== TO DO ==
Reproduce every line of the listing as written, apart from the pictures.

Collection entries:
* * *
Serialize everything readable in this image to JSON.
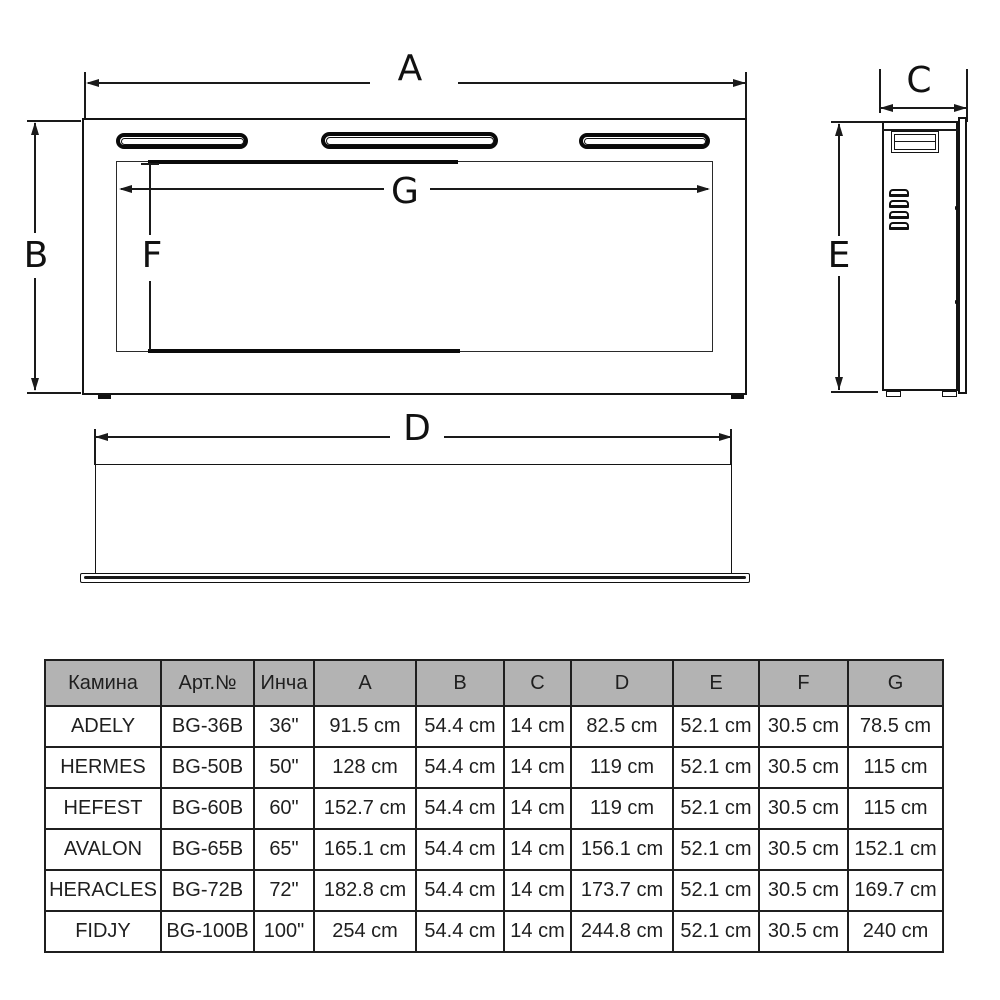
{
  "dim_labels": {
    "a": "A",
    "b": "B",
    "c": "C",
    "d": "D",
    "e": "E",
    "f": "F",
    "g": "G"
  },
  "table": {
    "headers": [
      "Камина",
      "Арт.№",
      "Инча",
      "A",
      "B",
      "C",
      "D",
      "E",
      "F",
      "G"
    ],
    "rows": [
      [
        "ADELY",
        "BG-36B",
        "36\"",
        "91.5 cm",
        "54.4 cm",
        "14 cm",
        "82.5 cm",
        "52.1 cm",
        "30.5 cm",
        "78.5 cm"
      ],
      [
        "HERMES",
        "BG-50B",
        "50\"",
        "128 cm",
        "54.4 cm",
        "14 cm",
        "119 cm",
        "52.1 cm",
        "30.5 cm",
        "115 cm"
      ],
      [
        "HEFEST",
        "BG-60B",
        "60\"",
        "152.7 cm",
        "54.4 cm",
        "14 cm",
        "119 cm",
        "52.1 cm",
        "30.5 cm",
        "115 cm"
      ],
      [
        "AVALON",
        "BG-65B",
        "65\"",
        "165.1 cm",
        "54.4 cm",
        "14 cm",
        "156.1 cm",
        "52.1 cm",
        "30.5 cm",
        "152.1 cm"
      ],
      [
        "HERACLES",
        "BG-72B",
        "72\"",
        "182.8 cm",
        "54.4 cm",
        "14 cm",
        "173.7 cm",
        "52.1 cm",
        "30.5 cm",
        "169.7 cm"
      ],
      [
        "FIDJY",
        "BG-100B",
        "100\"",
        "254 cm",
        "54.4 cm",
        "14 cm",
        "244.8 cm",
        "52.1 cm",
        "30.5 cm",
        "240 cm"
      ]
    ]
  },
  "colors": {
    "header_bg": "#b3b3b3",
    "line": "#1a1a1a",
    "text": "#1f1f1f"
  }
}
* * *
== TASK OUTPUT ==
Serialize everything readable in this image to JSON.
{
  "dim_labels": {
    "a": "A",
    "b": "B",
    "c": "C",
    "d": "D",
    "e": "E",
    "f": "F",
    "g": "G"
  },
  "table": {
    "headers": [
      "Камина",
      "Арт.№",
      "Инча",
      "A",
      "B",
      "C",
      "D",
      "E",
      "F",
      "G"
    ],
    "rows": [
      [
        "ADELY",
        "BG-36B",
        "36\"",
        "91.5 cm",
        "54.4 cm",
        "14 cm",
        "82.5 cm",
        "52.1 cm",
        "30.5 cm",
        "78.5 cm"
      ],
      [
        "HERMES",
        "BG-50B",
        "50\"",
        "128 cm",
        "54.4 cm",
        "14 cm",
        "119 cm",
        "52.1 cm",
        "30.5 cm",
        "115 cm"
      ],
      [
        "HEFEST",
        "BG-60B",
        "60\"",
        "152.7 cm",
        "54.4 cm",
        "14 cm",
        "119 cm",
        "52.1 cm",
        "30.5 cm",
        "115 cm"
      ],
      [
        "AVALON",
        "BG-65B",
        "65\"",
        "165.1 cm",
        "54.4 cm",
        "14 cm",
        "156.1 cm",
        "52.1 cm",
        "30.5 cm",
        "152.1 cm"
      ],
      [
        "HERACLES",
        "BG-72B",
        "72\"",
        "182.8 cm",
        "54.4 cm",
        "14 cm",
        "173.7 cm",
        "52.1 cm",
        "30.5 cm",
        "169.7 cm"
      ],
      [
        "FIDJY",
        "BG-100B",
        "100\"",
        "254 cm",
        "54.4 cm",
        "14 cm",
        "244.8 cm",
        "52.1 cm",
        "30.5 cm",
        "240 cm"
      ]
    ]
  },
  "colors": {
    "header_bg": "#b3b3b3",
    "line": "#1a1a1a",
    "text": "#1f1f1f"
  }
}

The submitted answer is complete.